Extracted records

-.-.-

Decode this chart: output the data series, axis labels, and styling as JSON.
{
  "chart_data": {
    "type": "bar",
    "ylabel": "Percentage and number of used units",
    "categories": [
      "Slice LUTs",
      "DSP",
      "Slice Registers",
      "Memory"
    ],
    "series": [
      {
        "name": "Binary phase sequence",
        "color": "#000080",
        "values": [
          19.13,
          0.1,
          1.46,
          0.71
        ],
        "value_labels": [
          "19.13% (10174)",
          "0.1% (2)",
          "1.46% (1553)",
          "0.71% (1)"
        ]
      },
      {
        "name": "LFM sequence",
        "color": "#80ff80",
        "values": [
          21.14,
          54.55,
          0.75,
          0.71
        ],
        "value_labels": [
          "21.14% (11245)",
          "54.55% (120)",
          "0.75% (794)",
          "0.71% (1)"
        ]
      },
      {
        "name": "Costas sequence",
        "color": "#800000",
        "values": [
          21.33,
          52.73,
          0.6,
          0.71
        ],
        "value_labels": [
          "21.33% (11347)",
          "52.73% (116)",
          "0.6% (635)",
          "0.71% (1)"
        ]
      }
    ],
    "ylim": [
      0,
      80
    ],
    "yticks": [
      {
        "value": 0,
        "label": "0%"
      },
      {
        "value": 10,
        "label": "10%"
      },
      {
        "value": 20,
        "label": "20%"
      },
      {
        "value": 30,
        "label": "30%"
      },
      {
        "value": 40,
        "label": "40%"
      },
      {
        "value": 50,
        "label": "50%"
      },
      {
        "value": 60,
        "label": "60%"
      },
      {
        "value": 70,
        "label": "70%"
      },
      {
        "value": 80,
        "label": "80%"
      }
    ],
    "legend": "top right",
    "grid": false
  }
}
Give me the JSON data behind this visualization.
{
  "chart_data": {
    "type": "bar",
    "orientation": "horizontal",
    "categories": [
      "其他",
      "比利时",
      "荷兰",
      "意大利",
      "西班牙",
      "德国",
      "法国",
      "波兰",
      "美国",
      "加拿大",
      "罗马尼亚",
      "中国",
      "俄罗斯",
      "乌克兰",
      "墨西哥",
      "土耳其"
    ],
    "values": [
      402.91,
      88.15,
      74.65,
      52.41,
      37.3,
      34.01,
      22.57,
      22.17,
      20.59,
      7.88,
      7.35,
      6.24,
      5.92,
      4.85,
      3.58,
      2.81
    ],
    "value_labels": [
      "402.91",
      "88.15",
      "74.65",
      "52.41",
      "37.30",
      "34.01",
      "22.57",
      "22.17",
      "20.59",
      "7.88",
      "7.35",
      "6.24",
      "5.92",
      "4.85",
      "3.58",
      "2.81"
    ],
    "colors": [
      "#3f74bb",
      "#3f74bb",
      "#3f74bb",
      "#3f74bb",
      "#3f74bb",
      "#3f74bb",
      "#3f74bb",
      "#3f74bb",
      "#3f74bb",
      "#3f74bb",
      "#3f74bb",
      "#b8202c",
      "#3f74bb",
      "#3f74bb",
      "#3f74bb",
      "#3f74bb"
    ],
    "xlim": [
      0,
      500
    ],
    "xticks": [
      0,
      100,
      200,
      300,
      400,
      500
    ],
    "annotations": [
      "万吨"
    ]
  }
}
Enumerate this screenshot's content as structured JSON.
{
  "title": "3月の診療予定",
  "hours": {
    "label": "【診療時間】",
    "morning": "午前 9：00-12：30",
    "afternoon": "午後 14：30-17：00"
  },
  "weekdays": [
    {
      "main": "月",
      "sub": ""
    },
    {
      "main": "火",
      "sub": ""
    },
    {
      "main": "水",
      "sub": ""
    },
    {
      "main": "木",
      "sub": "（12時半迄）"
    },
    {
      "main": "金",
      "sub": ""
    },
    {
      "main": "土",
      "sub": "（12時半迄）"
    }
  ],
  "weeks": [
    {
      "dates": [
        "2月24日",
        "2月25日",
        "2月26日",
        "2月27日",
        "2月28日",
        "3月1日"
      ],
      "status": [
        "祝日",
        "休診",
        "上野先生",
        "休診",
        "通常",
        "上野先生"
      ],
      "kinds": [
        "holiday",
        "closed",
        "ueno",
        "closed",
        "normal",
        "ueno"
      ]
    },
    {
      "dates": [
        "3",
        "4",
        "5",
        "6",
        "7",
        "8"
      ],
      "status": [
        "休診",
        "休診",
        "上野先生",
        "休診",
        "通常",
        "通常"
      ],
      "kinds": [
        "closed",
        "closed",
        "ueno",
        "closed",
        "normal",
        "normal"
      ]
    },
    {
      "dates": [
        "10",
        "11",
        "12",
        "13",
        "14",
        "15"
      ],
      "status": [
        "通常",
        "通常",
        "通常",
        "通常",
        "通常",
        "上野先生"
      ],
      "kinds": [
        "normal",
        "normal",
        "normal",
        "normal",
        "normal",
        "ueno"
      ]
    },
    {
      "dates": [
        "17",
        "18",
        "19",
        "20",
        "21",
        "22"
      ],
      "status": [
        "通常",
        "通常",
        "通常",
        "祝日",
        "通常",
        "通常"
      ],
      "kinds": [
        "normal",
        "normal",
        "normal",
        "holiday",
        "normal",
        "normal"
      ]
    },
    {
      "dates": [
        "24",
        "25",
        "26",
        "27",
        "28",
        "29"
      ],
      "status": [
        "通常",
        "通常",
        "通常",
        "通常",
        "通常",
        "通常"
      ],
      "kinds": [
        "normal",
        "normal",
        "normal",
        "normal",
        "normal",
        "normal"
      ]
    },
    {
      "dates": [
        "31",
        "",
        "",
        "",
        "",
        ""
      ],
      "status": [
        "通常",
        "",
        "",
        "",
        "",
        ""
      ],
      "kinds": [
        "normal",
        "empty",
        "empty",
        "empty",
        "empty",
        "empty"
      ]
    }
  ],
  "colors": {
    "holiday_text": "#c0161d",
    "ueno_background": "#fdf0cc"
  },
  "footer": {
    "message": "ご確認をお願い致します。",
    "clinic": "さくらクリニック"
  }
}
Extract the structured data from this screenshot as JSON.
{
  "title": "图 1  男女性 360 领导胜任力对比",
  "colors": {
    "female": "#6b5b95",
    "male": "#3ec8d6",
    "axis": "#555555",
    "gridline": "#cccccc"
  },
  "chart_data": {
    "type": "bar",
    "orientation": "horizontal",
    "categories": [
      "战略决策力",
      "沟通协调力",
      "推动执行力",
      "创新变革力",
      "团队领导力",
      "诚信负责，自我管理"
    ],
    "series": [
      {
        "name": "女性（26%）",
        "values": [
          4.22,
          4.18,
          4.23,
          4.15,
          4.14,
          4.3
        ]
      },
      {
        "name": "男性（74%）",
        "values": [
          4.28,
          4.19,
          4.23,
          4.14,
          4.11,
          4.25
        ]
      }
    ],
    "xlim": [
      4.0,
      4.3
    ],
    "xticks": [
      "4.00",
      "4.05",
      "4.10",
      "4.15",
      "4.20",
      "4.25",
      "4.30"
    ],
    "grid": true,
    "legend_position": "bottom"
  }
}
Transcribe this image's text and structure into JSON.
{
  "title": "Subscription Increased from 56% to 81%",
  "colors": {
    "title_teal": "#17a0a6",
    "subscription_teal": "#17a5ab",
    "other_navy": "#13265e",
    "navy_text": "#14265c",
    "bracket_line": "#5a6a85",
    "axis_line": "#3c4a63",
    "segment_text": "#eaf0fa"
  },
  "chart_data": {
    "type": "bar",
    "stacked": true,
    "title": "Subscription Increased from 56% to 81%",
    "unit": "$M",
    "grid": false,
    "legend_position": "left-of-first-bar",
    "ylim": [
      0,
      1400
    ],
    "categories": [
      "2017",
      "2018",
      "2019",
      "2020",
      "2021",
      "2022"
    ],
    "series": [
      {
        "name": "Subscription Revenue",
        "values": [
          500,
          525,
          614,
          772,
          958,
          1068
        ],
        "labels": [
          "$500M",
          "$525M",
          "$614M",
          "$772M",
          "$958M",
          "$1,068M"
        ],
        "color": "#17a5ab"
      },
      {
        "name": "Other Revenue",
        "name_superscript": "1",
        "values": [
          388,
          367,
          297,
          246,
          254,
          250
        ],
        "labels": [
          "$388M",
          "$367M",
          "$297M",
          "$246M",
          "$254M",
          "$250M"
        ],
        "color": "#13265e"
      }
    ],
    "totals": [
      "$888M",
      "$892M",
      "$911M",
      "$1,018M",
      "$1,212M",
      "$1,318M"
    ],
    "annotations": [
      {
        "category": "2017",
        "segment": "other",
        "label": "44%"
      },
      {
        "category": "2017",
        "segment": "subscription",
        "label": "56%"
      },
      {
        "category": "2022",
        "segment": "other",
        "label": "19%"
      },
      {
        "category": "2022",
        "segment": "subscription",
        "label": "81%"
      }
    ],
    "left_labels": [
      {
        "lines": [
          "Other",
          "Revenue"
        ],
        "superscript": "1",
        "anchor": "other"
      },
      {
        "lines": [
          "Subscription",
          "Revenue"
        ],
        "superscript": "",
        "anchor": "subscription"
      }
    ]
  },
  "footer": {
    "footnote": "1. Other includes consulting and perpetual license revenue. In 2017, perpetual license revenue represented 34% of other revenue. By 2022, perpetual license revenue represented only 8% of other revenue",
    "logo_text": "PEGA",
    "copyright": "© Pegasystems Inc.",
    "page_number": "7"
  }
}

-.-.-

## [Stated problem]
Your task is to collect every line above that contains the word "from".

## [Result of the task]
Extract the structured data from this screenshot as JSON.
  "title": "Subscription Increased from 56% to 81%",
    "title": "Subscription Increased from 56% to 81%",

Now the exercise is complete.